§ WHAT TO WORK ON
Extract every line of the records below word for word, leaving out the pictures.
## Begin
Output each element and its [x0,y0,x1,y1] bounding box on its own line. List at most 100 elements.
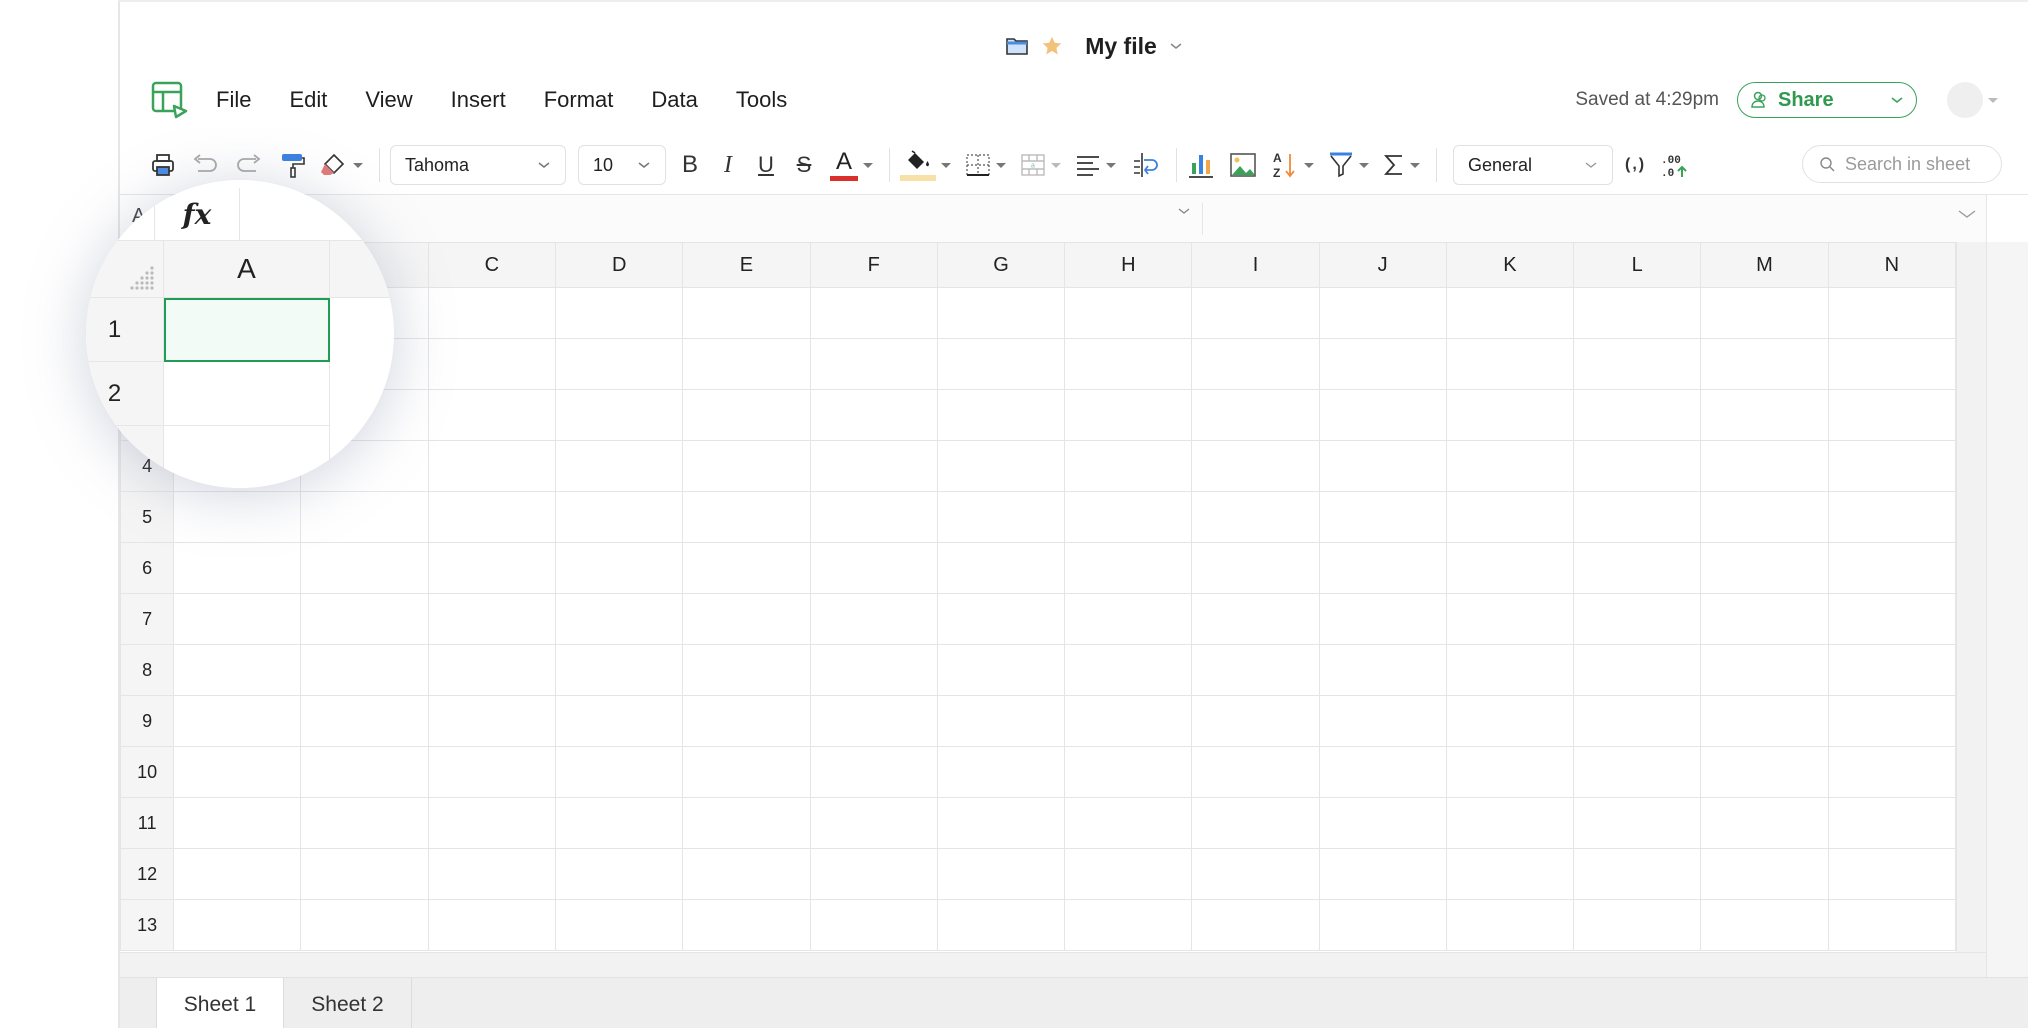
cell-A5[interactable] [173,491,302,543]
menu-edit[interactable]: Edit [289,87,327,113]
cell-I1[interactable] [1191,287,1320,339]
increase-decimal-button[interactable]: .00.0 [1660,147,1688,183]
cell-C8[interactable] [427,644,557,696]
column-header-h[interactable]: H [1064,242,1193,288]
cell-G9[interactable] [936,695,1066,747]
cell-A11[interactable] [173,797,302,849]
formula-input[interactable] [258,195,2028,243]
cell-L2[interactable] [1573,338,1702,390]
cell-G1[interactable] [936,287,1066,339]
cell-A9[interactable] [173,695,302,747]
avatar[interactable] [1947,82,1983,118]
cell-G5[interactable] [936,491,1066,543]
cell-D3[interactable] [555,389,684,441]
cell-I5[interactable] [1191,491,1320,543]
search-in-sheet[interactable] [1802,145,2002,183]
cell-A12[interactable] [173,848,302,900]
cell-F8[interactable] [809,644,938,696]
column-header-m[interactable]: M [1700,242,1829,288]
cell-C6[interactable] [427,542,557,594]
cell-M7[interactable] [1700,593,1829,645]
cell-B5[interactable] [300,491,429,543]
cell-L1[interactable] [1573,287,1702,339]
cell-K3[interactable] [1445,389,1575,441]
cell-J8[interactable] [1318,644,1447,696]
cell-J1[interactable] [1318,287,1447,339]
cell-N9[interactable] [1827,695,1957,747]
cell-C13[interactable] [427,899,557,951]
cell-I4[interactable] [1191,440,1320,492]
cell-G3[interactable] [936,389,1066,441]
cell-M11[interactable] [1700,797,1829,849]
cell-E6[interactable] [682,542,811,594]
cell-F9[interactable] [809,695,938,747]
cell-E5[interactable] [682,491,811,543]
cell-K11[interactable] [1445,797,1575,849]
cell-K4[interactable] [1445,440,1575,492]
cell-L3[interactable] [1573,389,1702,441]
cell-A13[interactable] [173,899,302,951]
cell-I9[interactable] [1191,695,1320,747]
row-header-11[interactable]: 11 [119,797,175,849]
cell-A10[interactable] [173,746,302,798]
cell-J10[interactable] [1318,746,1447,798]
cell-M1[interactable] [1700,287,1829,339]
column-header-l[interactable]: L [1573,242,1702,288]
cell-D13[interactable] [555,899,684,951]
cell-L5[interactable] [1573,491,1702,543]
cell-E11[interactable] [682,797,811,849]
column-header-n[interactable]: N [1827,242,1957,288]
cell-C12[interactable] [427,848,557,900]
column-header-d[interactable]: D [555,242,684,288]
cell-N6[interactable] [1827,542,1957,594]
cell-L4[interactable] [1573,440,1702,492]
cell-N7[interactable] [1827,593,1957,645]
cell-K12[interactable] [1445,848,1575,900]
bold-button[interactable]: B [678,147,702,183]
cell-C4[interactable] [427,440,557,492]
cell-E7[interactable] [682,593,811,645]
cell-G10[interactable] [936,746,1066,798]
cell-F3[interactable] [809,389,938,441]
italic-button[interactable]: I [716,147,740,183]
cell-K8[interactable] [1445,644,1575,696]
cell-K6[interactable] [1445,542,1575,594]
star-icon[interactable] [1041,35,1063,57]
borders-button[interactable] [965,147,1006,183]
column-header-k[interactable]: K [1445,242,1575,288]
cell-N3[interactable] [1827,389,1957,441]
cell-F11[interactable] [809,797,938,849]
cell-C9[interactable] [427,695,557,747]
cell-M10[interactable] [1700,746,1829,798]
cell-D9[interactable] [555,695,684,747]
cell-D8[interactable] [555,644,684,696]
cell-E9[interactable] [682,695,811,747]
row-header-12[interactable]: 12 [119,848,175,900]
comma-style-button[interactable]: (,) [1625,147,1646,183]
column-header-e[interactable]: E [682,242,811,288]
cell-H10[interactable] [1064,746,1193,798]
cell-L10[interactable] [1573,746,1702,798]
cell-K10[interactable] [1445,746,1575,798]
cell-N13[interactable] [1827,899,1957,951]
cell-H12[interactable] [1064,848,1193,900]
cell-M13[interactable] [1700,899,1829,951]
cell-M3[interactable] [1700,389,1829,441]
clear-format-button[interactable] [320,147,363,183]
underline-button[interactable]: U [754,147,778,183]
cell-C1[interactable] [427,287,557,339]
cell-H4[interactable] [1064,440,1193,492]
cell-E12[interactable] [682,848,811,900]
magnified-cell[interactable] [164,362,330,426]
cell-G11[interactable] [936,797,1066,849]
font-color-button[interactable]: A [830,147,873,183]
cell-N12[interactable] [1827,848,1957,900]
menu-view[interactable]: View [365,87,412,113]
wrap-text-button[interactable] [1130,147,1160,183]
row-header-13[interactable]: 13 [119,899,175,951]
cell-F10[interactable] [809,746,938,798]
share-button[interactable]: Share [1737,82,1917,118]
cell-D4[interactable] [555,440,684,492]
cell-N10[interactable] [1827,746,1957,798]
number-format-select[interactable]: General [1453,145,1613,185]
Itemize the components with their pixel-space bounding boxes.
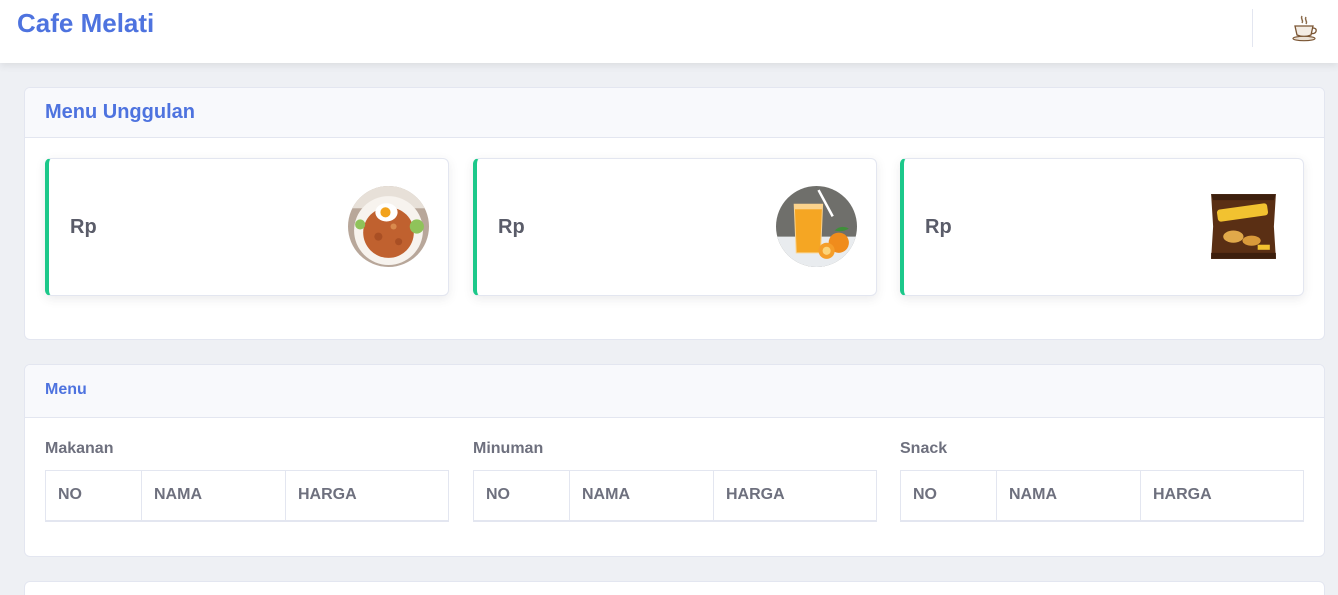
column-header-nama: NAMA	[996, 470, 1141, 522]
featured-item-card[interactable]: Rp	[45, 158, 449, 296]
category-title: Minuman	[473, 440, 544, 457]
category-title: Makanan	[45, 440, 114, 457]
snack-table: NO NAMA HARGA	[900, 470, 1304, 522]
featured-item-card[interactable]: Rp	[900, 158, 1304, 296]
column-header-nama: NAMA	[141, 470, 286, 522]
menu-title: Menu	[25, 365, 1324, 418]
category-snack: Snack NO NAMA HARGA	[900, 440, 1304, 522]
category-title: Snack	[900, 440, 948, 457]
minuman-table: NO NAMA HARGA	[473, 470, 877, 522]
column-header-harga: HARGA	[713, 470, 877, 522]
featured-item-price: Rp	[70, 216, 97, 238]
featured-menu-card: Menu Unggulan Rp Rp Rp	[24, 87, 1325, 340]
featured-item-price: Rp	[498, 216, 525, 238]
column-header-no: NO	[45, 470, 142, 522]
category-makanan: Makanan NO NAMA HARGA	[45, 440, 449, 522]
orange-juice-glass-image	[776, 186, 857, 267]
menu-card: Menu Makanan NO NAMA HARGA Minuman NO NA…	[24, 364, 1325, 557]
fried-rice-plate-image	[348, 186, 429, 267]
makanan-table: NO NAMA HARGA	[45, 470, 449, 522]
chitato-snack-pack-image	[1211, 194, 1276, 259]
brand-title[interactable]: Cafe Melati	[17, 8, 154, 39]
column-header-harga: HARGA	[285, 470, 449, 522]
category-minuman: Minuman NO NAMA HARGA	[473, 440, 877, 522]
topbar: Cafe Melati	[0, 0, 1338, 63]
column-header-no: NO	[473, 470, 570, 522]
featured-item-price: Rp	[925, 216, 952, 238]
featured-menu-title: Menu Unggulan	[25, 88, 1324, 138]
column-header-nama: NAMA	[569, 470, 714, 522]
next-section-card	[24, 581, 1325, 595]
column-header-no: NO	[900, 470, 997, 522]
column-header-harga: HARGA	[1140, 470, 1304, 522]
coffee-cup-icon[interactable]	[1290, 14, 1320, 42]
featured-item-card[interactable]: Rp	[473, 158, 877, 296]
topbar-divider	[1252, 9, 1253, 47]
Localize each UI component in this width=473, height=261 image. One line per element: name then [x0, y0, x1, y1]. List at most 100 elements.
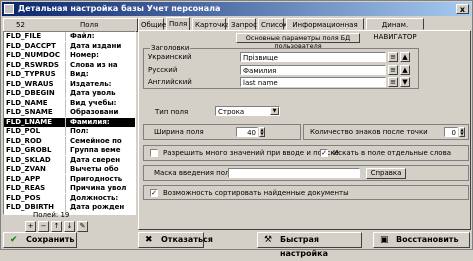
## End
§ RESPONSE TO THE EXERCISE
Output each element and its [x0,y0,x1,y1] bounding box on its own line. List at most 100 elements.
cell-A5[interactable] [173,491,302,543]
menu-edit[interactable]: Edit [289,87,327,113]
cell-I1[interactable] [1191,287,1320,339]
increase-decimal-button[interactable]: .00.0 [1660,147,1688,183]
cell-C8[interactable] [427,644,557,696]
column-header-h[interactable]: H [1064,242,1193,288]
cell-G9[interactable] [936,695,1066,747]
cell-A11[interactable] [173,797,302,849]
formula-input[interactable] [258,195,2028,243]
cell-L2[interactable] [1573,338,1702,390]
cell-G1[interactable] [936,287,1066,339]
cell-A9[interactable] [173,695,302,747]
avatar[interactable] [1947,82,1983,118]
cell-G5[interactable] [936,491,1066,543]
cell-D3[interactable] [555,389,684,441]
cell-I5[interactable] [1191,491,1320,543]
search-in-sheet[interactable] [1802,145,2002,183]
cell-A12[interactable] [173,848,302,900]
cell-F8[interactable] [809,644,938,696]
column-header-m[interactable]: M [1700,242,1829,288]
cell-C6[interactable] [427,542,557,594]
cell-M7[interactable] [1700,593,1829,645]
cell-B5[interactable] [300,491,429,543]
cell-L1[interactable] [1573,287,1702,339]
cell-K3[interactable] [1445,389,1575,441]
cell-J8[interactable] [1318,644,1447,696]
cell-J1[interactable] [1318,287,1447,339]
cell-N9[interactable] [1827,695,1957,747]
cell-C13[interactable] [427,899,557,951]
cell-I4[interactable] [1191,440,1320,492]
cell-G3[interactable] [936,389,1066,441]
cell-M11[interactable] [1700,797,1829,849]
cell-E6[interactable] [682,542,811,594]
cell-F9[interactable] [809,695,938,747]
cell-E5[interactable] [682,491,811,543]
cell-K11[interactable] [1445,797,1575,849]
cell-K4[interactable] [1445,440,1575,492]
cell-L3[interactable] [1573,389,1702,441]
cell-A13[interactable] [173,899,302,951]
cell-I9[interactable] [1191,695,1320,747]
row-header-11[interactable]: 11 [119,797,175,849]
cell-A10[interactable] [173,746,302,798]
cell-J10[interactable] [1318,746,1447,798]
cell-M1[interactable] [1700,287,1829,339]
column-header-l[interactable]: L [1573,242,1702,288]
cell-D13[interactable] [555,899,684,951]
cell-L5[interactable] [1573,491,1702,543]
cell-E11[interactable] [682,797,811,849]
column-header-n[interactable]: N [1827,242,1957,288]
cell-C12[interactable] [427,848,557,900]
column-header-d[interactable]: D [555,242,684,288]
cell-N6[interactable] [1827,542,1957,594]
cell-L4[interactable] [1573,440,1702,492]
cell-N7[interactable] [1827,593,1957,645]
cell-K12[interactable] [1445,848,1575,900]
bold-button[interactable]: B [678,147,702,183]
cell-C4[interactable] [427,440,557,492]
cell-E7[interactable] [682,593,811,645]
cell-G10[interactable] [936,746,1066,798]
cell-F3[interactable] [809,389,938,441]
italic-button[interactable]: I [716,147,740,183]
cell-K8[interactable] [1445,644,1575,696]
cell-K6[interactable] [1445,542,1575,594]
star-icon[interactable] [1041,35,1063,57]
borders-button[interactable] [965,147,1006,183]
column-header-k[interactable]: K [1445,242,1575,288]
cell-N3[interactable] [1827,389,1957,441]
cell-F11[interactable] [809,797,938,849]
cell-C9[interactable] [427,695,557,747]
cell-M10[interactable] [1700,746,1829,798]
cell-D9[interactable] [555,695,684,747]
cell-D8[interactable] [555,644,684,696]
cell-E9[interactable] [682,695,811,747]
row-header-12[interactable]: 12 [119,848,175,900]
comma-style-button[interactable]: (,) [1625,147,1646,183]
column-header-e[interactable]: E [682,242,811,288]
cell-H10[interactable] [1064,746,1193,798]
cell-L10[interactable] [1573,746,1702,798]
cell-K10[interactable] [1445,746,1575,798]
cell-N13[interactable] [1827,899,1957,951]
cell-H12[interactable] [1064,848,1193,900]
cell-M13[interactable] [1700,899,1829,951]
cell-M3[interactable] [1700,389,1829,441]
clear-format-button[interactable] [320,147,363,183]
underline-button[interactable]: U [754,147,778,183]
cell-C1[interactable] [427,287,557,339]
cell-H4[interactable] [1064,440,1193,492]
cell-E12[interactable] [682,848,811,900]
magnified-cell[interactable] [164,362,330,426]
cell-G11[interactable] [936,797,1066,849]
font-color-button[interactable]: A [830,147,873,183]
cell-N12[interactable] [1827,848,1957,900]
menu-view[interactable]: View [365,87,412,113]
wrap-text-button[interactable] [1130,147,1160,183]
row-header-13[interactable]: 13 [119,899,175,951]
cell-F10[interactable] [809,746,938,798]
share-button[interactable]: Share [1737,82,1917,118]
cell-D4[interactable] [555,440,684,492]
cell-N10[interactable] [1827,746,1957,798]
number-format-select[interactable]: General [1453,145,1613,185]
Itemize the components with their pixel-space bounding boxes.
column-header-nama: NAMA	[996, 470, 1141, 522]
featured-item-card[interactable]: Rp	[45, 158, 449, 296]
category-title: Minuman	[473, 440, 544, 457]
category-title: Makanan	[45, 440, 114, 457]
snack-table: NO NAMA HARGA	[900, 470, 1304, 522]
featured-item-card[interactable]: Rp	[900, 158, 1304, 296]
column-header-nama: NAMA	[141, 470, 286, 522]
menu-title: Menu	[25, 365, 1324, 418]
category-snack: Snack NO NAMA HARGA	[900, 440, 1304, 522]
category-title: Snack	[900, 440, 948, 457]
minuman-table: NO NAMA HARGA	[473, 470, 877, 522]
column-header-harga: HARGA	[713, 470, 877, 522]
featured-item-price: Rp	[70, 216, 97, 238]
featured-menu-card: Menu Unggulan Rp Rp Rp	[24, 87, 1325, 340]
featured-item-price: Rp	[498, 216, 525, 238]
column-header-no: NO	[45, 470, 142, 522]
category-makanan: Makanan NO NAMA HARGA	[45, 440, 449, 522]
orange-juice-glass-image	[776, 186, 857, 267]
menu-card: Menu Makanan NO NAMA HARGA Minuman NO NA…	[24, 364, 1325, 557]
fried-rice-plate-image	[348, 186, 429, 267]
makanan-table: NO NAMA HARGA	[45, 470, 449, 522]
chitato-snack-pack-image	[1211, 194, 1276, 259]
brand-title[interactable]: Cafe Melati	[17, 8, 154, 39]
column-header-harga: HARGA	[285, 470, 449, 522]
category-minuman: Minuman NO NAMA HARGA	[473, 440, 877, 522]
topbar: Cafe Melati	[0, 0, 1338, 63]
column-header-no: NO	[473, 470, 570, 522]
featured-item-price: Rp	[925, 216, 952, 238]
featured-menu-title: Menu Unggulan	[25, 88, 1324, 138]
column-header-nama: NAMA	[569, 470, 714, 522]
next-section-card	[24, 581, 1325, 595]
column-header-no: NO	[900, 470, 997, 522]
column-header-harga: HARGA	[1140, 470, 1304, 522]
coffee-cup-icon[interactable]	[1290, 14, 1320, 42]
featured-item-card[interactable]: Rp	[473, 158, 877, 296]
topbar-divider	[1252, 9, 1253, 47]
Localize each UI component in this width=473, height=261 image. One line per element: name then [x0, y0, x1, y1]. List at most 100 elements.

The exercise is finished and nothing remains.